* Data for the task:
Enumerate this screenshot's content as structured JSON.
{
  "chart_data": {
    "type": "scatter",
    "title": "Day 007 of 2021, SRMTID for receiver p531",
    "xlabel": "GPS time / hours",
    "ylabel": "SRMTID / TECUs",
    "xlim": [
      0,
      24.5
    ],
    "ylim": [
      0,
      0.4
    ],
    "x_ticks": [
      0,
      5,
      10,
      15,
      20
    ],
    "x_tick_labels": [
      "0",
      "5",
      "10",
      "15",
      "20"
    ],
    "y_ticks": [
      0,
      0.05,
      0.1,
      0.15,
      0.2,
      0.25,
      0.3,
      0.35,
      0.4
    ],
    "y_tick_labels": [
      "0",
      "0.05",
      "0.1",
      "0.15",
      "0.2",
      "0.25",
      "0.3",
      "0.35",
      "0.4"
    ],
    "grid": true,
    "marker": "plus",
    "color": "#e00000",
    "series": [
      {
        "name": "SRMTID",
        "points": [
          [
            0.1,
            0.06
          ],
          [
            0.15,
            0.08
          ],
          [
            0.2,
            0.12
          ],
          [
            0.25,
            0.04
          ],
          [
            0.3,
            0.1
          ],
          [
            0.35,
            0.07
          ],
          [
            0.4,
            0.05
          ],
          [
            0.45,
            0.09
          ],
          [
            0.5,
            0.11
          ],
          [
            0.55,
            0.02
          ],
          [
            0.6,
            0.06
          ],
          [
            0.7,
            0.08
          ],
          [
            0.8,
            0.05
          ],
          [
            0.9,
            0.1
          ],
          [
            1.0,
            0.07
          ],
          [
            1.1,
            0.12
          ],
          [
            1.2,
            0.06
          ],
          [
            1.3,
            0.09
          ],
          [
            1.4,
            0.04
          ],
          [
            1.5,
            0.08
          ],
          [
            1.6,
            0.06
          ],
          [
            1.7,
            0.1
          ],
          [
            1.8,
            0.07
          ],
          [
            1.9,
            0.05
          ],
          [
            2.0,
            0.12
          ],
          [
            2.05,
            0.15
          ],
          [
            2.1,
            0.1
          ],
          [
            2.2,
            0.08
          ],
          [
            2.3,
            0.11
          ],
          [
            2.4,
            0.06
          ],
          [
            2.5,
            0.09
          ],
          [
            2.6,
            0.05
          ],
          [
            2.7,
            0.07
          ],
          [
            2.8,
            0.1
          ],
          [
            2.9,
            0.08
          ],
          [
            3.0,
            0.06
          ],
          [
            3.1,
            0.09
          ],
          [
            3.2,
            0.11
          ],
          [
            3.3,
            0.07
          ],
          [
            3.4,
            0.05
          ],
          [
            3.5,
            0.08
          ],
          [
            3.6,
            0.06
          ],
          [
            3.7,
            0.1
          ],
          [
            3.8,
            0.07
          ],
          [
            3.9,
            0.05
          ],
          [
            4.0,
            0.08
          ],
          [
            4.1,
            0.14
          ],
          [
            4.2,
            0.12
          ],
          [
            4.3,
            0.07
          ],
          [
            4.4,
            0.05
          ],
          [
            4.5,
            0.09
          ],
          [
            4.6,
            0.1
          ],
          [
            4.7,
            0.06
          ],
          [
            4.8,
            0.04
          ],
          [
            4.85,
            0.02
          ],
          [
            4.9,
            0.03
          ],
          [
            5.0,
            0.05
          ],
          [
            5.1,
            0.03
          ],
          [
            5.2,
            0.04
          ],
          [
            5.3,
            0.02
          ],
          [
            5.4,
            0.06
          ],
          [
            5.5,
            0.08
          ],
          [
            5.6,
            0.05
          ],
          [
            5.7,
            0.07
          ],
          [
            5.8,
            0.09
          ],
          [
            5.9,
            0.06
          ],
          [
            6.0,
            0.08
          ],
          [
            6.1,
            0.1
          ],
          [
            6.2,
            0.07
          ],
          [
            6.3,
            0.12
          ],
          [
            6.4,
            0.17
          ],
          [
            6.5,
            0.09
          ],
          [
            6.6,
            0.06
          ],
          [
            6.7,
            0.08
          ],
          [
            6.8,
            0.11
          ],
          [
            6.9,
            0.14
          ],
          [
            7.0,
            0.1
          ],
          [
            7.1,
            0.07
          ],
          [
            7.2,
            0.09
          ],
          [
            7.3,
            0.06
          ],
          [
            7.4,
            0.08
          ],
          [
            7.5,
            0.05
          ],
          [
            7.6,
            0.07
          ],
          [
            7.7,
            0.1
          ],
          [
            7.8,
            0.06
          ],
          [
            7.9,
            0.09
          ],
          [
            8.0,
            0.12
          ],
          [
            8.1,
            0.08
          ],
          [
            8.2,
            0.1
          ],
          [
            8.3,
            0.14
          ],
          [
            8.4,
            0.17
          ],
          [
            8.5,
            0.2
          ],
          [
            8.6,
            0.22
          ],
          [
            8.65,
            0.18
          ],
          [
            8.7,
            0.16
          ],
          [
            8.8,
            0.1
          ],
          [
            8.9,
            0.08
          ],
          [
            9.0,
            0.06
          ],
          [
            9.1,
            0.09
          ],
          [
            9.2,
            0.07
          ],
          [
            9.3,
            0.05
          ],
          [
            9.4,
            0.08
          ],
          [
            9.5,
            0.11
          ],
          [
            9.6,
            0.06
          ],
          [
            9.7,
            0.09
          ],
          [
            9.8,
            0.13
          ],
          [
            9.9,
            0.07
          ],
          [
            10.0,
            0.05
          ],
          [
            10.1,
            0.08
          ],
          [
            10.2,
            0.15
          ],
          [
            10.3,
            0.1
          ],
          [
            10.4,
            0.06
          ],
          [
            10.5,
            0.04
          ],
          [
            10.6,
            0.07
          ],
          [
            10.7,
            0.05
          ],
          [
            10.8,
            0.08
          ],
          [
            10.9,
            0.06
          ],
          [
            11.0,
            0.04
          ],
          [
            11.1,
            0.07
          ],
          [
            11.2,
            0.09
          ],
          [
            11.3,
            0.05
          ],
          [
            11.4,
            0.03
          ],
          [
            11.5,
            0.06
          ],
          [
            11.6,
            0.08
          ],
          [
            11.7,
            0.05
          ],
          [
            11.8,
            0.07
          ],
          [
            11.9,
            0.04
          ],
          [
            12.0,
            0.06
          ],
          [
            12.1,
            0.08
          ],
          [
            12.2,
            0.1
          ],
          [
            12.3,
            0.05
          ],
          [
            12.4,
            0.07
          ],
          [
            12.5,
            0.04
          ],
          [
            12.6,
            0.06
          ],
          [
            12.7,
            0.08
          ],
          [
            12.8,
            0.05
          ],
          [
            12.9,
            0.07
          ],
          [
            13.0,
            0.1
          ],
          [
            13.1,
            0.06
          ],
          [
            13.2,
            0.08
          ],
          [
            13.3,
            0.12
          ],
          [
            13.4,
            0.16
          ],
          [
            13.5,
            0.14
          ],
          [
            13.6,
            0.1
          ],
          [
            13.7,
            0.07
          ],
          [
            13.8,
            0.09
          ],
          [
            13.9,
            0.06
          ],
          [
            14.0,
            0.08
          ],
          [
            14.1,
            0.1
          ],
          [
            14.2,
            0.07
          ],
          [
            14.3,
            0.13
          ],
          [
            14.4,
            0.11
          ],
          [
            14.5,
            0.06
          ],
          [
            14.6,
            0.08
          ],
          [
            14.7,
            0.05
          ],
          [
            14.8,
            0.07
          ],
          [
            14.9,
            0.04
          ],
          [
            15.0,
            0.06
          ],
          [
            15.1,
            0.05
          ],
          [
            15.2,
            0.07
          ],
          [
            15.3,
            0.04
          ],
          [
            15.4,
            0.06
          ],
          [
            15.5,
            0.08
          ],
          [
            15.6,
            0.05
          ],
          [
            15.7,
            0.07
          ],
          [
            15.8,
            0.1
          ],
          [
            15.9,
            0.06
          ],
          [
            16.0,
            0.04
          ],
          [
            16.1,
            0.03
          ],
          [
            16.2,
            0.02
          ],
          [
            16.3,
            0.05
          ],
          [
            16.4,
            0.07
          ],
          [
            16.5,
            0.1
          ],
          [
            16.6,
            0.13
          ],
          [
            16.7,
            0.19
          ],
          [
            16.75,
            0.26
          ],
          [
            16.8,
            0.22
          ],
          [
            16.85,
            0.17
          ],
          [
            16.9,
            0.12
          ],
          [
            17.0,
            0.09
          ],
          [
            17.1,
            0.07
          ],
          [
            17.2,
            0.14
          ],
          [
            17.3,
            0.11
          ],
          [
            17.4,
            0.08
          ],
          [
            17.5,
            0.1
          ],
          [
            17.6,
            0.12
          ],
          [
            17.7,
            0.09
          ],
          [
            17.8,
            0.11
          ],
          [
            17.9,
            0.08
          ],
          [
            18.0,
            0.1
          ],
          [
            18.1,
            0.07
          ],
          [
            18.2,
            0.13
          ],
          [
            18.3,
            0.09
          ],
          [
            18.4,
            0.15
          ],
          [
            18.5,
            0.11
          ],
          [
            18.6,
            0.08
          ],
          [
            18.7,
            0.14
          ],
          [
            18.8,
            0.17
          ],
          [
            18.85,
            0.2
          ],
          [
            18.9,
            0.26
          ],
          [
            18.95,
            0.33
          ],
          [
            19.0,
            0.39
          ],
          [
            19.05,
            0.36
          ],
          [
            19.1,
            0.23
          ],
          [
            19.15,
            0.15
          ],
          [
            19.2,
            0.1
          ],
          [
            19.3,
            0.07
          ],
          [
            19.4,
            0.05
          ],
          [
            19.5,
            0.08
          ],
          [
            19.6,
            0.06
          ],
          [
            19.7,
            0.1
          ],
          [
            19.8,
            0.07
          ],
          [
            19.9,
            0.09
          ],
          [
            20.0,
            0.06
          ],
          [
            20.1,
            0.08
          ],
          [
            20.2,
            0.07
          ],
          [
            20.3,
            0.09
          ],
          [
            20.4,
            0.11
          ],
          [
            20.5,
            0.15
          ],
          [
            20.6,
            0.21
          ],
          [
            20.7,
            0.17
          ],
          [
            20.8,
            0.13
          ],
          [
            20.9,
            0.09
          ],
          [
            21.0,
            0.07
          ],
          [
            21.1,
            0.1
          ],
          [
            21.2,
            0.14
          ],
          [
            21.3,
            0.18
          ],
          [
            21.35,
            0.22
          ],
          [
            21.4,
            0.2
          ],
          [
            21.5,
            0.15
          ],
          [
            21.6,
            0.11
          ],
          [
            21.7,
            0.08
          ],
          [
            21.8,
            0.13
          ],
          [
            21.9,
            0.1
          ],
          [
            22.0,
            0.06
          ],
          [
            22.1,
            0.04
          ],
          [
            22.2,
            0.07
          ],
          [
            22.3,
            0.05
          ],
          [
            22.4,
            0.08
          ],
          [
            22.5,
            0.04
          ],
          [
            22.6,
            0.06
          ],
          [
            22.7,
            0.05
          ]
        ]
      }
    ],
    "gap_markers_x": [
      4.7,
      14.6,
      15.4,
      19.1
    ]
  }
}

* Problem details: Where a line in the material contains "SRMTID", copy that line.

* Solution:
    "title": "Day 007 of 2021, SRMTID for receiver p531",
    "ylabel": "SRMTID / TECUs",
        "name": "SRMTID",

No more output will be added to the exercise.